> Written request:
Copy the data below exactly, omitting any picture it contains.

# # # #

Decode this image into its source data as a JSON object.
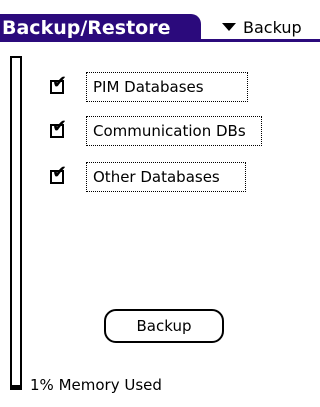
{
  "title": "Backup/Restore",
  "dropdown": {
    "icon": "triangle-down-icon",
    "label": "Backup"
  },
  "options": [
    {
      "checked": true,
      "label": "PIM Databases"
    },
    {
      "checked": true,
      "label": "Communication DBs"
    },
    {
      "checked": true,
      "label": "Other Databases"
    }
  ],
  "check_glyph": "✔",
  "action_button": "Backup",
  "memory": {
    "label": "1% Memory Used",
    "percent": 1
  },
  "colors": {
    "title_bg": "#2b0a7c",
    "title_text": "#ffffff"
  }
}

# # # #

> Response:
Decode this image into its source data as a JSON object.
{
  "title": "Backup/Restore",
  "dropdown": {
    "icon": "triangle-down-icon",
    "label": "Backup"
  },
  "options": [
    {
      "checked": true,
      "label": "PIM Databases"
    },
    {
      "checked": true,
      "label": "Communication DBs"
    },
    {
      "checked": true,
      "label": "Other Databases"
    }
  ],
  "check_glyph": "✔",
  "action_button": "Backup",
  "memory": {
    "label": "1% Memory Used",
    "percent": 1
  },
  "colors": {
    "title_bg": "#2b0a7c",
    "title_text": "#ffffff"
  }
}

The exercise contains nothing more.